How many of the lines below contain "title"? Answer with that number alone.
*****
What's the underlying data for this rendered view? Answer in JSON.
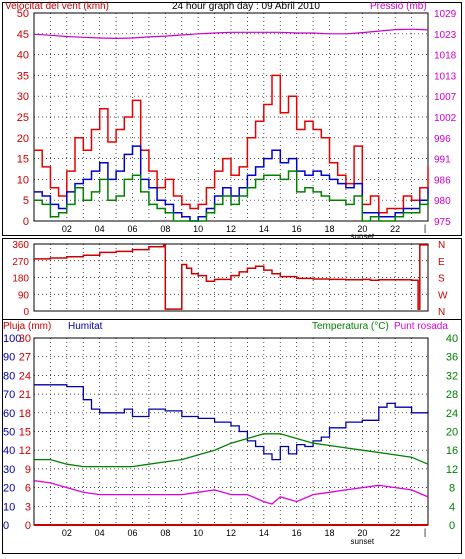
{
  "title": "24 hour graph day : 09 Abril 2010",
  "panels": {
    "wind": {
      "label_left": "Velocitat del vent (kmh)",
      "label_right": "Pressió (mb)"
    },
    "dir": {},
    "rain": {
      "label_left": "Pluja (mm)",
      "label_humidity": "Humitat",
      "label_temp": "Temperatura (°C)",
      "label_dew": "Punt rosada"
    }
  },
  "colors": {
    "wind_gust": "#e80000",
    "wind_avg": "#0000cc",
    "wind_speed": "#008000",
    "pressure": "#cc00cc",
    "direction": "#cc0000",
    "humidity": "#0000aa",
    "temperature": "#008000",
    "dew_point": "#dd00dd",
    "rain": "#cc0000",
    "grid": "#000000"
  },
  "chart_data": [
    {
      "type": "line",
      "title": "24 hour graph day : 09 Abril 2010",
      "ylabel": "Velocitat del vent (kmh)",
      "y2label": "Pressió (mb)",
      "x_ticks": [
        "02",
        "04",
        "06",
        "08",
        "10",
        "12",
        "14",
        "16",
        "18",
        "20",
        "22"
      ],
      "x_marker_label": "sunset",
      "x_marker_hour": 20,
      "x_range_hours": [
        0,
        24
      ],
      "y_ticks": [
        "0",
        "5",
        "10",
        "15",
        "20",
        "25",
        "30",
        "35",
        "40",
        "45",
        "50"
      ],
      "ylim": [
        0,
        50
      ],
      "y2_ticks": [
        "975",
        "980",
        "986",
        "991",
        "996",
        "1002",
        "1007",
        "1013",
        "1018",
        "1023",
        "1029"
      ],
      "y2lim": [
        975,
        1029
      ],
      "grid": true,
      "series": [
        {
          "name": "Pressió",
          "axis": "right",
          "color_key": "pressure",
          "x": [
            0,
            1,
            2,
            3,
            4,
            5,
            6,
            7,
            8,
            9,
            10,
            11,
            12,
            13,
            14,
            15,
            16,
            17,
            18,
            19,
            20,
            21,
            22,
            23,
            24
          ],
          "values": [
            1023.5,
            1023.2,
            1022.9,
            1022.7,
            1022.5,
            1022.4,
            1022.5,
            1022.8,
            1023.0,
            1023.3,
            1023.6,
            1023.8,
            1024.0,
            1024.0,
            1024.0,
            1024.0,
            1023.8,
            1023.8,
            1023.6,
            1023.6,
            1023.9,
            1024.3,
            1024.7,
            1024.8,
            1024.6
          ]
        },
        {
          "name": "gust",
          "axis": "left",
          "color_key": "wind_gust",
          "x": [
            0,
            0.5,
            1,
            1.5,
            2,
            2.5,
            3,
            3.5,
            4,
            4.5,
            5,
            5.5,
            6,
            6.5,
            7,
            7.5,
            8,
            8.5,
            9,
            9.5,
            10,
            10.5,
            11,
            11.5,
            12,
            12.5,
            13,
            13.5,
            14,
            14.5,
            15,
            15.5,
            16,
            16.5,
            17,
            17.5,
            18,
            18.5,
            19,
            19.5,
            20,
            20.5,
            21,
            21.5,
            22,
            22.5,
            23,
            23.5,
            24
          ],
          "values": [
            17,
            13,
            8,
            6,
            12,
            20,
            17,
            22,
            27,
            19,
            22,
            25,
            29,
            17,
            12,
            8,
            10,
            6,
            4,
            3,
            4,
            8,
            12,
            15,
            11,
            13,
            20,
            24,
            28,
            35,
            26,
            30,
            22,
            24,
            22,
            20,
            14,
            11,
            9,
            18,
            4,
            6,
            2,
            3,
            3,
            6,
            5,
            8,
            13
          ]
        },
        {
          "name": "avg",
          "axis": "left",
          "color_key": "wind_avg",
          "x": [
            0,
            0.5,
            1,
            1.5,
            2,
            2.5,
            3,
            3.5,
            4,
            4.5,
            5,
            5.5,
            6,
            6.5,
            7,
            7.5,
            8,
            8.5,
            9,
            9.5,
            10,
            10.5,
            11,
            11.5,
            12,
            12.5,
            13,
            13.5,
            14,
            14.5,
            15,
            15.5,
            16,
            16.5,
            17,
            17.5,
            18,
            18.5,
            19,
            19.5,
            20,
            20.5,
            21,
            21.5,
            22,
            22.5,
            23,
            23.5,
            24
          ],
          "values": [
            7,
            6,
            4,
            3,
            7,
            9,
            10,
            12,
            14,
            10,
            12,
            16,
            18,
            10,
            8,
            5,
            4,
            2,
            1,
            0,
            1,
            3,
            6,
            8,
            6,
            8,
            11,
            13,
            15,
            17,
            14,
            15,
            12,
            11,
            12,
            11,
            10,
            9,
            8,
            9,
            2,
            2,
            1,
            1,
            2,
            3,
            3,
            5,
            8
          ]
        },
        {
          "name": "speed",
          "axis": "left",
          "color_key": "wind_speed",
          "x": [
            0,
            0.5,
            1,
            1.5,
            2,
            2.5,
            3,
            3.5,
            4,
            4.5,
            5,
            5.5,
            6,
            6.5,
            7,
            7.5,
            8,
            8.5,
            9,
            9.5,
            10,
            10.5,
            11,
            11.5,
            12,
            12.5,
            13,
            13.5,
            14,
            14.5,
            15,
            15.5,
            16,
            16.5,
            17,
            17.5,
            18,
            18.5,
            19,
            19.5,
            20,
            20.5,
            21,
            21.5,
            22,
            22.5,
            23,
            23.5,
            24
          ],
          "values": [
            5,
            4,
            1,
            2,
            4,
            8,
            5,
            7,
            10,
            5,
            6,
            10,
            11,
            7,
            4,
            3,
            2,
            0,
            0,
            0,
            0,
            2,
            4,
            6,
            4,
            6,
            8,
            10,
            11,
            11,
            10,
            12,
            7,
            8,
            7,
            6,
            5,
            5,
            4,
            6,
            0,
            1,
            0,
            0,
            1,
            2,
            2,
            4,
            6
          ]
        }
      ]
    },
    {
      "type": "line",
      "ylabel_ticks_left": [
        "0",
        "90",
        "180",
        "270",
        "360"
      ],
      "ylim": [
        0,
        360
      ],
      "y2_ticks": [
        "N",
        "W",
        "S",
        "E",
        "N"
      ],
      "x_range_hours": [
        0,
        24
      ],
      "grid": true,
      "series": [
        {
          "name": "direction",
          "color_key": "direction",
          "x": [
            0,
            1,
            2,
            3,
            4,
            5,
            6,
            7,
            7.9,
            8,
            8.2,
            8.8,
            9,
            9.3,
            9.6,
            10,
            10.5,
            11,
            12,
            12.5,
            13,
            13.5,
            14,
            14.5,
            15,
            16,
            17,
            18,
            19,
            20,
            20.5,
            21,
            22,
            23,
            23.4,
            23.5,
            24
          ],
          "values": [
            280,
            285,
            292,
            300,
            315,
            320,
            330,
            345,
            355,
            10,
            10,
            10,
            250,
            230,
            200,
            190,
            160,
            170,
            190,
            210,
            230,
            240,
            220,
            200,
            185,
            175,
            172,
            170,
            168,
            170,
            165,
            168,
            168,
            165,
            10,
            355,
            360
          ]
        }
      ]
    },
    {
      "type": "line",
      "ylabel": "Pluja (mm)",
      "humidity_label": "Humitat",
      "y2label": "Temperatura (°C)",
      "y2label_b": "Punt rosada",
      "x_ticks": [
        "02",
        "04",
        "06",
        "08",
        "10",
        "12",
        "14",
        "16",
        "18",
        "20",
        "22"
      ],
      "x_marker_label": "sunset",
      "x_marker_hour": 20,
      "x_range_hours": [
        0,
        24
      ],
      "y_ticks_rain": [
        "0",
        "3",
        "6",
        "9",
        "12",
        "15",
        "18",
        "21",
        "24",
        "27",
        "30"
      ],
      "ylim_rain": [
        0,
        30
      ],
      "y_ticks_humidity": [
        "0",
        "10",
        "20",
        "30",
        "40",
        "50",
        "60",
        "70",
        "80",
        "90",
        "100"
      ],
      "ylim_humidity": [
        0,
        100
      ],
      "y2_ticks": [
        "0",
        "4",
        "8",
        "12",
        "16",
        "20",
        "24",
        "28",
        "32",
        "36",
        "40"
      ],
      "y2lim": [
        0,
        40
      ],
      "grid": true,
      "series": [
        {
          "name": "Humitat",
          "axis": "humidity",
          "color_key": "humidity",
          "x": [
            0,
            1,
            2,
            3,
            3.5,
            4,
            5,
            5.5,
            6,
            7,
            8,
            9,
            10,
            11,
            12,
            12.5,
            13,
            13.5,
            14,
            14.5,
            15,
            15.5,
            16,
            16.5,
            17,
            17.5,
            18,
            19,
            20,
            21,
            21.5,
            22,
            23,
            24
          ],
          "values": [
            75,
            75,
            74,
            67,
            62,
            60,
            60,
            62,
            58,
            62,
            61,
            58,
            57,
            55,
            53,
            50,
            45,
            42,
            38,
            35,
            42,
            38,
            43,
            42,
            45,
            47,
            52,
            55,
            56,
            63,
            65,
            63,
            60,
            61
          ]
        },
        {
          "name": "Temperatura",
          "axis": "temp",
          "color_key": "temperature",
          "x": [
            0,
            1,
            2,
            3,
            4,
            5,
            6,
            7,
            8,
            9,
            10,
            11,
            12,
            13,
            14,
            15,
            16,
            17,
            18,
            19,
            20,
            21,
            22,
            23,
            24
          ],
          "values": [
            14,
            14,
            13,
            12.5,
            12.5,
            12.5,
            12.5,
            13,
            13.5,
            14,
            15,
            16,
            17.5,
            18.5,
            19.5,
            19.5,
            18.5,
            17.5,
            17,
            16.5,
            16,
            15.5,
            15,
            14.5,
            13
          ]
        },
        {
          "name": "Punt rosada",
          "axis": "temp",
          "color_key": "dew_point",
          "x": [
            0,
            1,
            2,
            3,
            4,
            5,
            6,
            7,
            8,
            9,
            10,
            11,
            12,
            13,
            14,
            14.5,
            15,
            16,
            17,
            18,
            19,
            20,
            21,
            22,
            23,
            24
          ],
          "values": [
            9.5,
            9,
            8,
            7,
            6.5,
            6.5,
            6.5,
            6.5,
            6.5,
            6.5,
            7,
            7.5,
            6.5,
            6.5,
            5,
            4.5,
            6,
            5,
            6.5,
            7,
            7.5,
            8,
            8.5,
            8,
            7.5,
            6
          ]
        },
        {
          "name": "Pluja",
          "axis": "rain",
          "color_key": "rain",
          "x": [
            0,
            24
          ],
          "values": [
            0,
            0
          ]
        }
      ]
    }
  ]
}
*****
SOLUTION FOR THIS EXERCISE :: 2